Troskyvs
Troskyvs

Reputation: 8087

does unbuffered channel wait for data?

I have this program:

package main

import (
    "fmt"
    "time"
)

var ch1 = make(chan int)
var ch2 = make(chan int)

func f1() {
    select {
    case <-ch1:
        fmt.Println("ch1")
    }
}
func f2() {
    select {
    case <-ch2:
        fmt.Println("ch2")
    }
}
func main() {
    go f1()
    go f2()
    time.Sleep(2 * time.Second)
    fmt.Println("no buffered channel will wait?")
    ch1 <- 1
    ch2 <- 2
    fmt.Println("main exits")
}

I expect that, as long as f1 and f2 doesn't print anything, it means ch1 and ch2 has nothing inside, so ch1<-1 and ch2<-2 should block?

But when run, it prints:

no buffered channel will wait?
main exits

Why those unbuffered channels ch1 and ch2 were not blocked within main?

If I don't call f1/f2 in main, it will report a dead lock error.

I don't understand what f1/f2 have done to ch1/ch2.

Would you kindly help to explain their behavior?

Upvotes: 0

Views: 342

Answers (1)

icza
icza

Reputation: 418455

Both f1() and f2() have receive operations. These are blocking operations: as long as there is nobody sending anything on the channel, they wait.

● Complete the following:
• 1. In the Go channel question, what happens if f1 and f2 are not called in main?
• 2. Print the Go channel question between "Why those unbuffered" and "explain their behavior?", inclusive.

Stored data
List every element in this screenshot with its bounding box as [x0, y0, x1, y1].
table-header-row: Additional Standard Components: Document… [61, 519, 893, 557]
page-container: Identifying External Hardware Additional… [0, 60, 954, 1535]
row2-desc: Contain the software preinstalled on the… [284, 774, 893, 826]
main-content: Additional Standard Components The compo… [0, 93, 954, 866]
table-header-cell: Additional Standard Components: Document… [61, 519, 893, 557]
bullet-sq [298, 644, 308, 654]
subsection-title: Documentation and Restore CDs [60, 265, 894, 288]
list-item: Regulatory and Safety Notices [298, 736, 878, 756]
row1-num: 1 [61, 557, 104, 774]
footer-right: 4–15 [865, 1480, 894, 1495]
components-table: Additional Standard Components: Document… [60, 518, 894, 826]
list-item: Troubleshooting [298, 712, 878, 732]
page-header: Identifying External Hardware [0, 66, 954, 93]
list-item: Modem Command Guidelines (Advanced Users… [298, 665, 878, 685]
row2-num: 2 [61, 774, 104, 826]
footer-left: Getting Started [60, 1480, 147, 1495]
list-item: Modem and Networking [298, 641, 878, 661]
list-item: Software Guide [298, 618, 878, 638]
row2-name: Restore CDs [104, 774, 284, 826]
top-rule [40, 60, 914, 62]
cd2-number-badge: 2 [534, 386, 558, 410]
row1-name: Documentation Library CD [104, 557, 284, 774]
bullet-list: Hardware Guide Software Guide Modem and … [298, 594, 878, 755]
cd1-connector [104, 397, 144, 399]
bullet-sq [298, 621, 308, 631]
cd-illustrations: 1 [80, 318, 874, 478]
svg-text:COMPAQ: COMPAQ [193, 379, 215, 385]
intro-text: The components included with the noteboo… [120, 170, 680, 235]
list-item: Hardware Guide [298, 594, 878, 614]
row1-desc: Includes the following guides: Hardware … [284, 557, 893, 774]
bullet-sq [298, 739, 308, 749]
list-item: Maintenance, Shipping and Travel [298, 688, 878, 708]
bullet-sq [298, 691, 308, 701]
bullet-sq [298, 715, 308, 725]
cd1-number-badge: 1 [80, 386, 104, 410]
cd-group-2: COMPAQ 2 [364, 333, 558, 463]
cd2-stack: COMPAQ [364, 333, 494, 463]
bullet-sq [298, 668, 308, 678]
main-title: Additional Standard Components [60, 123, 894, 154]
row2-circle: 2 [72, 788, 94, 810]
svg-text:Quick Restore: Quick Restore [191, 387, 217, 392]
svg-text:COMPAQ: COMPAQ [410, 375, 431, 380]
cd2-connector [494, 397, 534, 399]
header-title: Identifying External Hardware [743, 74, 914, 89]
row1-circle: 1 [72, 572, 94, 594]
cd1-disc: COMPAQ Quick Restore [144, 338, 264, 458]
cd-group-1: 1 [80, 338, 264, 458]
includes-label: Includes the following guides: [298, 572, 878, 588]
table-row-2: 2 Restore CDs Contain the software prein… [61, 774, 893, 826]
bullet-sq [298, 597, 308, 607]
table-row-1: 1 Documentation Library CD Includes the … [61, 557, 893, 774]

● Responses per task:
• 1. It reports a deadlock error.

• 2.
Why those unbuffered channels ch1 and ch2 were not blocked within main?

If I don't call f1/f2 in main, it will report a dead lock error.

I don't understand what f1/f2 have done to ch1/ch2.

Would you kindly help to explain their behavior?